• SHORT EXERCISE:
Find every line in the records below that holds the word "curries" and copy it.

• DATA EXCERPTS:
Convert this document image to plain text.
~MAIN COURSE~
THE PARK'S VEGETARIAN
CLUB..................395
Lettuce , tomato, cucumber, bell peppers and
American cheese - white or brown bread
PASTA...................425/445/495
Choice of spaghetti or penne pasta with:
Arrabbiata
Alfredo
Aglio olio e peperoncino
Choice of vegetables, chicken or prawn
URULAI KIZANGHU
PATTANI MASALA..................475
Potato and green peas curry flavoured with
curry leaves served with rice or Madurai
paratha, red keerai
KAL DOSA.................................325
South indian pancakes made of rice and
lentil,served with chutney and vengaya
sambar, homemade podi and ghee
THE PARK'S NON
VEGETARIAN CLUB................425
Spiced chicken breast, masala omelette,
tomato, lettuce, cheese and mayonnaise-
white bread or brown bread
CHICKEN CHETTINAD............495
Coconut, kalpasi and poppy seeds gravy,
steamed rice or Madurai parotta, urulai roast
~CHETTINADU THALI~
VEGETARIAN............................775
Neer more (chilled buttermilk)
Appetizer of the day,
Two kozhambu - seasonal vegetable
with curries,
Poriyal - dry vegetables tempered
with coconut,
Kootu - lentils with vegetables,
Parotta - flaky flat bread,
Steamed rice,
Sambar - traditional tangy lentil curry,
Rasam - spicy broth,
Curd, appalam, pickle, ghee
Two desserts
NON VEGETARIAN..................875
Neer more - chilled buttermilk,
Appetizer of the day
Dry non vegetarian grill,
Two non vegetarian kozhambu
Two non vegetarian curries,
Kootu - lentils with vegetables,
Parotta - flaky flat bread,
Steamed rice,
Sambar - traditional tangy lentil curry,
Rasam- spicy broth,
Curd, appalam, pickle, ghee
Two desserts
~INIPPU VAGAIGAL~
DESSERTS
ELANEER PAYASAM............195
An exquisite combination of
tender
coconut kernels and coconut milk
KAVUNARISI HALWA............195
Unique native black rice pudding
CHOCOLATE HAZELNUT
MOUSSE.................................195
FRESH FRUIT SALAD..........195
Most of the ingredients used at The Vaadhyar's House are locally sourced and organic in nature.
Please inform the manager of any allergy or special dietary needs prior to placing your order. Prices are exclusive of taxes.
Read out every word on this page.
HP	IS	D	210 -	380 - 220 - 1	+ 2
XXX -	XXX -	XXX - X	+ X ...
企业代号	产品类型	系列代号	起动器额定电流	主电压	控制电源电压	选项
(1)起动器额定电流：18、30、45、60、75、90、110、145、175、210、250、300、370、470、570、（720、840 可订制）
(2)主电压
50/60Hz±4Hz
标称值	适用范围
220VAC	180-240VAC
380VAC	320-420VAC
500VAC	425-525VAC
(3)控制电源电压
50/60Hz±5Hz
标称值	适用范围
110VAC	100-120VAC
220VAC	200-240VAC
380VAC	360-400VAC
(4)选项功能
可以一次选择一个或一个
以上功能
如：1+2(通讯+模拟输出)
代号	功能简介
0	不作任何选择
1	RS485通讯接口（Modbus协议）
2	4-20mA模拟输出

• EXERCISE SOLUTION:
with curries,
Two non vegetarian curries,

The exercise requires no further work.